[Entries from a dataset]
____

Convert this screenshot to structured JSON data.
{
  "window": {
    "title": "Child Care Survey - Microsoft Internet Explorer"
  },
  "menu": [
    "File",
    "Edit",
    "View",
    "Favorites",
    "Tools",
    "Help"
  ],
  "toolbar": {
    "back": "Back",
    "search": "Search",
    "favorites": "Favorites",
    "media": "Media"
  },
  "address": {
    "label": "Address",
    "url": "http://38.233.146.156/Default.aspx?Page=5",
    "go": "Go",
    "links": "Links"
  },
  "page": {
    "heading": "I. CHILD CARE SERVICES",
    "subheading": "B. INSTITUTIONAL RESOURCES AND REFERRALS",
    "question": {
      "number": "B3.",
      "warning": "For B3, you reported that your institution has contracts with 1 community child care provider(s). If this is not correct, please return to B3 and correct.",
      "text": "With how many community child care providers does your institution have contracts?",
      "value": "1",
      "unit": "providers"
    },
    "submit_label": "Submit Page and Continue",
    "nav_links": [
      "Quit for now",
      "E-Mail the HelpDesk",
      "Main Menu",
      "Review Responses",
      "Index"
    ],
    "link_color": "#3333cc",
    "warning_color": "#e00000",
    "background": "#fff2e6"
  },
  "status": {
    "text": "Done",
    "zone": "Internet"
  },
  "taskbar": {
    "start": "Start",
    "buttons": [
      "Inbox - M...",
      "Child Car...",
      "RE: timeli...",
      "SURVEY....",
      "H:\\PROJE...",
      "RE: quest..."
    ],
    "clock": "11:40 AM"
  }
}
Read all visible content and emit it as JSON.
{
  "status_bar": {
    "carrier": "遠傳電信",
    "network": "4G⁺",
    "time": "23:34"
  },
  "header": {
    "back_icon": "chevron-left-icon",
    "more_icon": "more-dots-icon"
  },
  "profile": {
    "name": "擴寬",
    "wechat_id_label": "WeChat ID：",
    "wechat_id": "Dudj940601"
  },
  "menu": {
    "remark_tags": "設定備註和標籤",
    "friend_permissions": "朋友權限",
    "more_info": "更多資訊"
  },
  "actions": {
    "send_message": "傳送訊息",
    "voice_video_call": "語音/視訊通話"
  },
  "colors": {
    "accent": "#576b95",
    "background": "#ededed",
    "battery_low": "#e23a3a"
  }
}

____

- The request -
How many lines in the listing above contain the string "icon"? Answer with the number only.

- Full answer -
2